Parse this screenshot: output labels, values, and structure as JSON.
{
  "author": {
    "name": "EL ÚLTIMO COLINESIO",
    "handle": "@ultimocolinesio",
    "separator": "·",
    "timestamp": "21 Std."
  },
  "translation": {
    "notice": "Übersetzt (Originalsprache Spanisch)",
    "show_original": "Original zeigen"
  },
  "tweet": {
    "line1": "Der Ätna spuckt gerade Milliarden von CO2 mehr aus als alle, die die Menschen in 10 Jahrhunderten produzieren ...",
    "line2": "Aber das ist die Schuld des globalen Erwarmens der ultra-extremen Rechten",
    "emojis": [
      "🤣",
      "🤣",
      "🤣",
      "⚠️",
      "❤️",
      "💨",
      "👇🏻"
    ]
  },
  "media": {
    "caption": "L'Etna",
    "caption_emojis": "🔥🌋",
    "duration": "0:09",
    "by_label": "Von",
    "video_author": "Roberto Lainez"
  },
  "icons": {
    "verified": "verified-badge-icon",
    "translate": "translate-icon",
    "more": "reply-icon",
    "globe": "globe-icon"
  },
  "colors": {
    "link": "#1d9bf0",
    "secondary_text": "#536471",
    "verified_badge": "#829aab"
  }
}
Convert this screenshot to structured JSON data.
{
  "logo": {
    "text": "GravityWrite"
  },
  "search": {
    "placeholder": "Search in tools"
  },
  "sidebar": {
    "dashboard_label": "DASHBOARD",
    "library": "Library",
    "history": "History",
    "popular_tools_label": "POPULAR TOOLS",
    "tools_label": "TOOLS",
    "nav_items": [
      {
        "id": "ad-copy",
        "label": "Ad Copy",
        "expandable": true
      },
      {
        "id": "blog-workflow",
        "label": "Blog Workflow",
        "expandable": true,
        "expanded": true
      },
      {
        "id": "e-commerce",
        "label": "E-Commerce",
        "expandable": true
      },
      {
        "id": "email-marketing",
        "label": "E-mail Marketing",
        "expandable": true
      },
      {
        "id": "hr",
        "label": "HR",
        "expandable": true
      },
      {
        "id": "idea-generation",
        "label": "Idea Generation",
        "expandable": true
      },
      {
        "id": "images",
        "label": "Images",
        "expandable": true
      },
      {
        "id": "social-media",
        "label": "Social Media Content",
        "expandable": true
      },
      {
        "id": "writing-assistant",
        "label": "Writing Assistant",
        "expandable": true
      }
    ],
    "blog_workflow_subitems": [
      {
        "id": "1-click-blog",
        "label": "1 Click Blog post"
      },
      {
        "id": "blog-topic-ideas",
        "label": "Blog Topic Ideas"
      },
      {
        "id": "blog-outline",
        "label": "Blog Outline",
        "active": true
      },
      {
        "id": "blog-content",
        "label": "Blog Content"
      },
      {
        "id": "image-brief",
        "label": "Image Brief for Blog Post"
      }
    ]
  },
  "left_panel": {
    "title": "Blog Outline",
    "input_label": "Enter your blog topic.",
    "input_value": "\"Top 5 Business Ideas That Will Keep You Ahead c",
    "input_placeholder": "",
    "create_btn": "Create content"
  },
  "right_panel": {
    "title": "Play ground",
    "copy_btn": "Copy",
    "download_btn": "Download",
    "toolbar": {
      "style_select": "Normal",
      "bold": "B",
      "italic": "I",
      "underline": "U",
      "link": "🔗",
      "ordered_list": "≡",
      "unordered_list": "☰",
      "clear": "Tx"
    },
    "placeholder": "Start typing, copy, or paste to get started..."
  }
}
----
Output an exact copy of each record.

• [Solution for this task]:
Parse this screenshot: output labels, values, and structure as JSON.
{
  "author": {
    "name": "EL ÚLTIMO COLINESIO",
    "handle": "@ultimocolinesio",
    "separator": "·",
    "timestamp": "21 Std."
  },
  "translation": {
    "notice": "Übersetzt (Originalsprache Spanisch)",
    "show_original": "Original zeigen"
  },
  "tweet": {
    "line1": "Der Ätna spuckt gerade Milliarden von CO2 mehr aus als alle, die die Menschen in 10 Jahrhunderten produzieren ...",
    "line2": "Aber das ist die Schuld des globalen Erwarmens der ultra-extremen Rechten",
    "emojis": [
      "🤣",
      "🤣",
      "🤣",
      "⚠️",
      "❤️",
      "💨",
      "👇🏻"
    ]
  },
  "media": {
    "caption": "L'Etna",
    "caption_emojis": "🔥🌋",
    "duration": "0:09",
    "by_label": "Von",
    "video_author": "Roberto Lainez"
  },
  "icons": {
    "verified": "verified-badge-icon",
    "translate": "translate-icon",
    "more": "reply-icon",
    "globe": "globe-icon"
  },
  "colors": {
    "link": "#1d9bf0",
    "secondary_text": "#536471",
    "verified_badge": "#829aab"
  }
}
Convert this screenshot to structured JSON data.
{
  "logo": {
    "text": "GravityWrite"
  },
  "search": {
    "placeholder": "Search in tools"
  },
  "sidebar": {
    "dashboard_label": "DASHBOARD",
    "library": "Library",
    "history": "History",
    "popular_tools_label": "POPULAR TOOLS",
    "tools_label": "TOOLS",
    "nav_items": [
      {
        "id": "ad-copy",
        "label": "Ad Copy",
        "expandable": true
      },
      {
        "id": "blog-workflow",
        "label": "Blog Workflow",
        "expandable": true,
        "expanded": true
      },
      {
        "id": "e-commerce",
        "label": "E-Commerce",
        "expandable": true
      },
      {
        "id": "email-marketing",
        "label": "E-mail Marketing",
        "expandable": true
      },
      {
        "id": "hr",
        "label": "HR",
        "expandable": true
      },
      {
        "id": "idea-generation",
        "label": "Idea Generation",
        "expandable": true
      },
      {
        "id": "images",
        "label": "Images",
        "expandable": true
      },
      {
        "id": "social-media",
        "label": "Social Media Content",
        "expandable": true
      },
      {
        "id": "writing-assistant",
        "label": "Writing Assistant",
        "expandable": true
      }
    ],
    "blog_workflow_subitems": [
      {
        "id": "1-click-blog",
        "label": "1 Click Blog post"
      },
      {
        "id": "blog-topic-ideas",
        "label": "Blog Topic Ideas"
      },
      {
        "id": "blog-outline",
        "label": "Blog Outline",
        "active": true
      },
      {
        "id": "blog-content",
        "label": "Blog Content"
      },
      {
        "id": "image-brief",
        "label": "Image Brief for Blog Post"
      }
    ]
  },
  "left_panel": {
    "title": "Blog Outline",
    "input_label": "Enter your blog topic.",
    "input_value": "\"Top 5 Business Ideas That Will Keep You Ahead c",
    "input_placeholder": "",
    "create_btn": "Create content"
  },
  "right_panel": {
    "title": "Play ground",
    "copy_btn": "Copy",
    "download_btn": "Download",
    "toolbar": {
      "style_select": "Normal",
      "bold": "B",
      "italic": "I",
      "underline": "U",
      "link": "🔗",
      "ordered_list": "≡",
      "unordered_list": "☰",
      "clear": "Tx"
    },
    "placeholder": "Start typing, copy, or paste to get started..."
  }
}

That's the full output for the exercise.